_WHAT TO PRODUCE:_
Below are some records; repeat them all exactly, minus the pictures.

_GIVEN INFORMATION:_

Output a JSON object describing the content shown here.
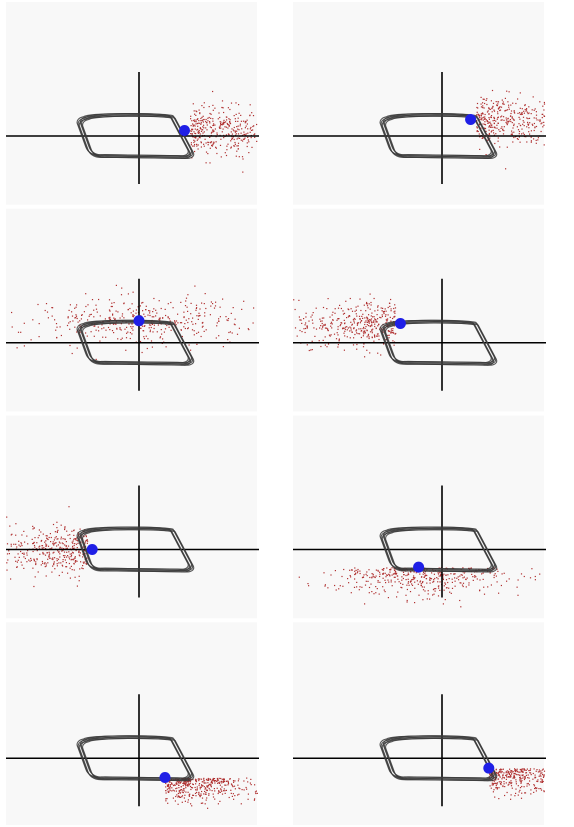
{
  "figure": {
    "layout": {
      "rows": 4,
      "columns": 2
    },
    "colors": {
      "background": "#ffffff",
      "panel_background": "#f8f8f8",
      "axes": "#000000",
      "limit_cycle": "#3a3a3a",
      "point_cloud": "#b03030",
      "current_state": "#1f1fe6"
    },
    "panels": [
      {
        "id": "panel-1",
        "cloud_direction": "right",
        "marker": {
          "x": 0.35,
          "y": 0.1
        }
      },
      {
        "id": "panel-2",
        "cloud_direction": "right",
        "marker": {
          "x": 0.22,
          "y": 0.3
        }
      },
      {
        "id": "panel-3",
        "cloud_direction": "both",
        "marker": {
          "x": 0.0,
          "y": 0.4
        }
      },
      {
        "id": "panel-4",
        "cloud_direction": "left",
        "marker": {
          "x": -0.32,
          "y": 0.35
        }
      },
      {
        "id": "panel-5",
        "cloud_direction": "left",
        "marker": {
          "x": -0.36,
          "y": 0.0
        }
      },
      {
        "id": "panel-6",
        "cloud_direction": "down",
        "marker": {
          "x": -0.18,
          "y": -0.32
        }
      },
      {
        "id": "panel-7",
        "cloud_direction": "right-down",
        "marker": {
          "x": 0.2,
          "y": -0.35
        }
      },
      {
        "id": "panel-8",
        "cloud_direction": "right-down",
        "marker": {
          "x": 0.36,
          "y": -0.18
        }
      }
    ]
  }
}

_FINAL ANSWER:_
Output a JSON object describing the content shown here.
{
  "figure": {
    "layout": {
      "rows": 4,
      "columns": 2
    },
    "colors": {
      "background": "#ffffff",
      "panel_background": "#f8f8f8",
      "axes": "#000000",
      "limit_cycle": "#3a3a3a",
      "point_cloud": "#b03030",
      "current_state": "#1f1fe6"
    },
    "panels": [
      {
        "id": "panel-1",
        "cloud_direction": "right",
        "marker": {
          "x": 0.35,
          "y": 0.1
        }
      },
      {
        "id": "panel-2",
        "cloud_direction": "right",
        "marker": {
          "x": 0.22,
          "y": 0.3
        }
      },
      {
        "id": "panel-3",
        "cloud_direction": "both",
        "marker": {
          "x": 0.0,
          "y": 0.4
        }
      },
      {
        "id": "panel-4",
        "cloud_direction": "left",
        "marker": {
          "x": -0.32,
          "y": 0.35
        }
      },
      {
        "id": "panel-5",
        "cloud_direction": "left",
        "marker": {
          "x": -0.36,
          "y": 0.0
        }
      },
      {
        "id": "panel-6",
        "cloud_direction": "down",
        "marker": {
          "x": -0.18,
          "y": -0.32
        }
      },
      {
        "id": "panel-7",
        "cloud_direction": "right-down",
        "marker": {
          "x": 0.2,
          "y": -0.35
        }
      },
      {
        "id": "panel-8",
        "cloud_direction": "right-down",
        "marker": {
          "x": 0.36,
          "y": -0.18
        }
      }
    ]
  }
}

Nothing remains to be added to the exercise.